DATASET EXCERPTS:
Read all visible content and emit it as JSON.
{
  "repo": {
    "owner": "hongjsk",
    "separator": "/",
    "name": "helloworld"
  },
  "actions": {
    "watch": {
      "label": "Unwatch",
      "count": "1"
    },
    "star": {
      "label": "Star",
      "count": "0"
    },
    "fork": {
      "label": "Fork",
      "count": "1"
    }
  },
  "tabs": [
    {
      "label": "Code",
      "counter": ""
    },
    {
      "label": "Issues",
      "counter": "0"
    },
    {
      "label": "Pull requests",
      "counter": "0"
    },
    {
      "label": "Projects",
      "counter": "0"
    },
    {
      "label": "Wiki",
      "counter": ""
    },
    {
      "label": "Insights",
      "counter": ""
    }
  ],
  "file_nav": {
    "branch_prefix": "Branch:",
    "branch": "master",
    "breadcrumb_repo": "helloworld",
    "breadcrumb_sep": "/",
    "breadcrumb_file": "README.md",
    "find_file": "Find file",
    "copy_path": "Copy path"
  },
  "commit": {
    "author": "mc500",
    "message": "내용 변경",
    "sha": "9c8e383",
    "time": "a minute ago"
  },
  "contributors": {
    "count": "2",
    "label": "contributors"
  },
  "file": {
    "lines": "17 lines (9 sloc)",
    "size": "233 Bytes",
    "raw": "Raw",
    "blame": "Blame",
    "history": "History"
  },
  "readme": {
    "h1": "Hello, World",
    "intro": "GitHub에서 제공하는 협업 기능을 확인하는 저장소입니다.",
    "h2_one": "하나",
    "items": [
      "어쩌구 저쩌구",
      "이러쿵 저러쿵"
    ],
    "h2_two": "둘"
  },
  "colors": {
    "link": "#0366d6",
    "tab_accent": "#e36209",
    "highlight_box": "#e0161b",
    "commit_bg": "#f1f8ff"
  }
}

SHORT EXERCISE:
Gather all lines of the records that include the word "helloworld".

THE RESULT:
    "name": "helloworld"
    "breadcrumb_repo": "helloworld",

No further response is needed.